Using the entries that follow, collect the lines where the word "Simu" appears.

==== Data in this exercise

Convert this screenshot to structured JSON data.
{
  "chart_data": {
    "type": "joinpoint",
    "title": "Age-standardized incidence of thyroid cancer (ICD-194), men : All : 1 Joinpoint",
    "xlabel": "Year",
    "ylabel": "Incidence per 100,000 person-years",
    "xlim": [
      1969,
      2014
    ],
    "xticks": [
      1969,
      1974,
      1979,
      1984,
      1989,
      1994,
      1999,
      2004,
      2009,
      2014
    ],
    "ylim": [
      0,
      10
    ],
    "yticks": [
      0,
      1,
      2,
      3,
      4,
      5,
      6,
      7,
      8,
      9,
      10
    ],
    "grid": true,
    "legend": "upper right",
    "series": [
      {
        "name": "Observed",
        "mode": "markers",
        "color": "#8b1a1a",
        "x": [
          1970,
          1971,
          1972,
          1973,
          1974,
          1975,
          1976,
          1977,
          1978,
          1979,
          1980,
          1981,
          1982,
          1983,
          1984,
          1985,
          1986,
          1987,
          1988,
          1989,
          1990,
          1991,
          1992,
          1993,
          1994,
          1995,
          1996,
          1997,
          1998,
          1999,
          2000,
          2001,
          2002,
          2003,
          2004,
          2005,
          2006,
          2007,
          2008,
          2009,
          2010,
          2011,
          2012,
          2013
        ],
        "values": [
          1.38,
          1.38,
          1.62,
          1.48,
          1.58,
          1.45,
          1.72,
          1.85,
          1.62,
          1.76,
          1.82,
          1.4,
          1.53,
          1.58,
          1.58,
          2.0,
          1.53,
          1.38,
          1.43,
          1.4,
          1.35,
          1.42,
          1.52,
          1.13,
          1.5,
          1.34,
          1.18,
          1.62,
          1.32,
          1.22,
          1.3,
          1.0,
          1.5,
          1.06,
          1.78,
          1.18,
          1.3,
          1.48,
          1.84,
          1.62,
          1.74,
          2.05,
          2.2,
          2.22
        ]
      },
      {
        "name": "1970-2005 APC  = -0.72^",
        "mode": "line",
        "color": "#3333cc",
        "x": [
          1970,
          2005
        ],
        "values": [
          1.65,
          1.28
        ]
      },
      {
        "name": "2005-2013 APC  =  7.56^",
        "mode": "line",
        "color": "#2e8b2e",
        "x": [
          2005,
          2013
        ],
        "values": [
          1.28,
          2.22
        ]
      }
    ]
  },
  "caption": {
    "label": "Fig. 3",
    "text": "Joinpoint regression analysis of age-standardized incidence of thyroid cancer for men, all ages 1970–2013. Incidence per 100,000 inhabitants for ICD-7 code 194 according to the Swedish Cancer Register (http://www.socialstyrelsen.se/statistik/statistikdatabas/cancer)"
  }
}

========
==== Data in this exercise

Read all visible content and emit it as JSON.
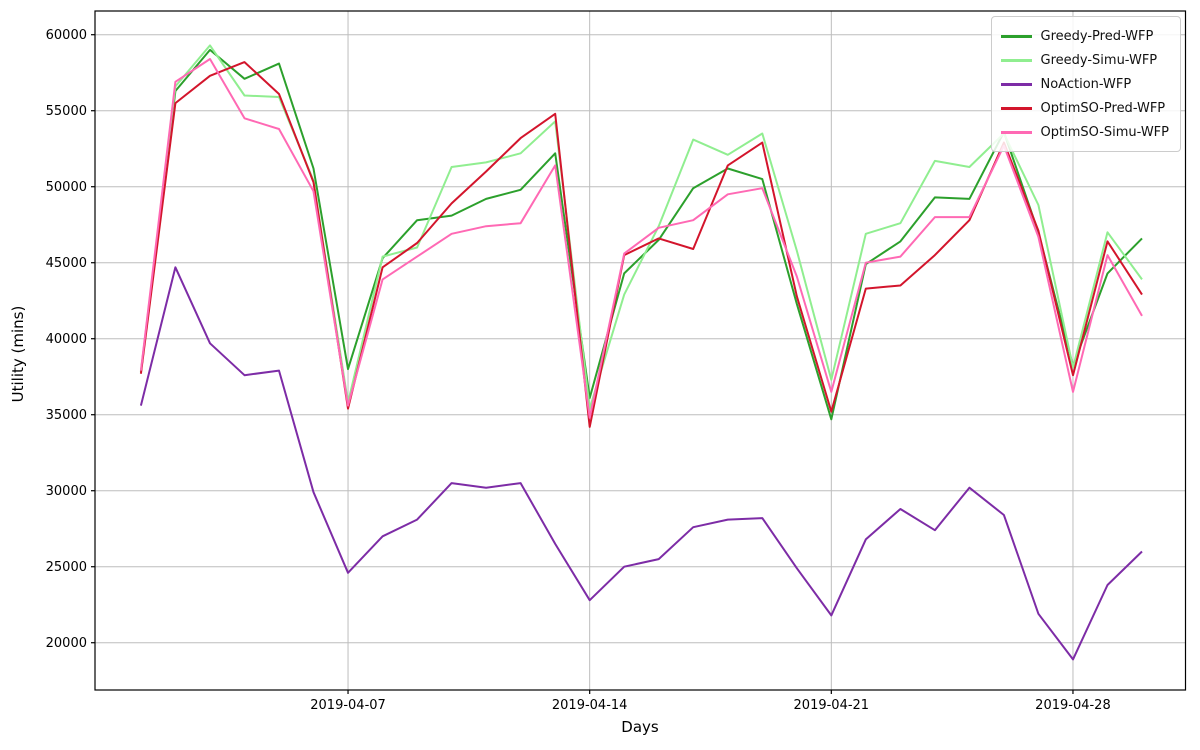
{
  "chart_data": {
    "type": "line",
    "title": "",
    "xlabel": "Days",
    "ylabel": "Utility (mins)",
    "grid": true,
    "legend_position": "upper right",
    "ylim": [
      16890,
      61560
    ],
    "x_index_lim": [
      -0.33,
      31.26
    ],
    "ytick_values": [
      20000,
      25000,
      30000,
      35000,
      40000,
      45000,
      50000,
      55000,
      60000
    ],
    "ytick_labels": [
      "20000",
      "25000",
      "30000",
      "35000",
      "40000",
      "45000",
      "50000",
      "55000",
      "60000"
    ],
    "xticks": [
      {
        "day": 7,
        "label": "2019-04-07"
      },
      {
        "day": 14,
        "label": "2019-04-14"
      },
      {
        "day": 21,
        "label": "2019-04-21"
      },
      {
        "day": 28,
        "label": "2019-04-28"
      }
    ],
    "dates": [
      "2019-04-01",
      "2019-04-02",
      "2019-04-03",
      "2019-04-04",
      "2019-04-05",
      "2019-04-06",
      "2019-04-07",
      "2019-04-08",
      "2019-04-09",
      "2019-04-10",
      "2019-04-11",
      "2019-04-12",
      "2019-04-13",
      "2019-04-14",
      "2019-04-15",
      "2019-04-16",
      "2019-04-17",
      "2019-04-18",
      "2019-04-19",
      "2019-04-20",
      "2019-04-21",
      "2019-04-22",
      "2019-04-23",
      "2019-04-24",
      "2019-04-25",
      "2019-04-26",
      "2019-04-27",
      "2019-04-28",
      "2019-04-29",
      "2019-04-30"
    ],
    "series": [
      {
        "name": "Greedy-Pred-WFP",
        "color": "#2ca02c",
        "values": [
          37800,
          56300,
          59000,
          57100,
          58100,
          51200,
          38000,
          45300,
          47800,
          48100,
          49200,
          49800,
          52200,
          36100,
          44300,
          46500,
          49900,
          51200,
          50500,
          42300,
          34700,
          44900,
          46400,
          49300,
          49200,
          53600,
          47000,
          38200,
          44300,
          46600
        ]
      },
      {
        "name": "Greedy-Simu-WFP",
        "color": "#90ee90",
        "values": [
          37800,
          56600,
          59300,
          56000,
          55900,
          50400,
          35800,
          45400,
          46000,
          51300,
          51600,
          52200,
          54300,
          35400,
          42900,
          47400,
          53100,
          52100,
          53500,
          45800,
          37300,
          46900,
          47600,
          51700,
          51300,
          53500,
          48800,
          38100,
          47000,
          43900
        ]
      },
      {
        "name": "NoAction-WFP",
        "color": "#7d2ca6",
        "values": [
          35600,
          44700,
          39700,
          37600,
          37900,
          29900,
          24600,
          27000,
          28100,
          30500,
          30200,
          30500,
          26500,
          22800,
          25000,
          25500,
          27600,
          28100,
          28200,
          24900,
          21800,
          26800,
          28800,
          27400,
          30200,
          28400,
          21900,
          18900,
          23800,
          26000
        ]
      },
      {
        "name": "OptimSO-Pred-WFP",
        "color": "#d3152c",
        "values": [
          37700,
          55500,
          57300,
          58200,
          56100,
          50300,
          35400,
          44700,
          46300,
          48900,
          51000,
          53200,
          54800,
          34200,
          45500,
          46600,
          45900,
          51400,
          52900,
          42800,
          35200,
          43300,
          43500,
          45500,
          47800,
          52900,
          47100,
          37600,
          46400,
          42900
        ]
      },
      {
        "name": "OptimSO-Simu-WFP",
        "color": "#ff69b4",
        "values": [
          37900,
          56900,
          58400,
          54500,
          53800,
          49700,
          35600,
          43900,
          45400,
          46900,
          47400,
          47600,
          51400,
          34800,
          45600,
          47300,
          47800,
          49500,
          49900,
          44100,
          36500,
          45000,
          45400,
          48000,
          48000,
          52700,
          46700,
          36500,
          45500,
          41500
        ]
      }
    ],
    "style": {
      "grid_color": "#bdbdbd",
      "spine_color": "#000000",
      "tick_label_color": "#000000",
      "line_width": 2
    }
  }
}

========

Written reply:
        "name": "Greedy-Simu-WFP",
        "name": "OptimSO-Simu-WFP",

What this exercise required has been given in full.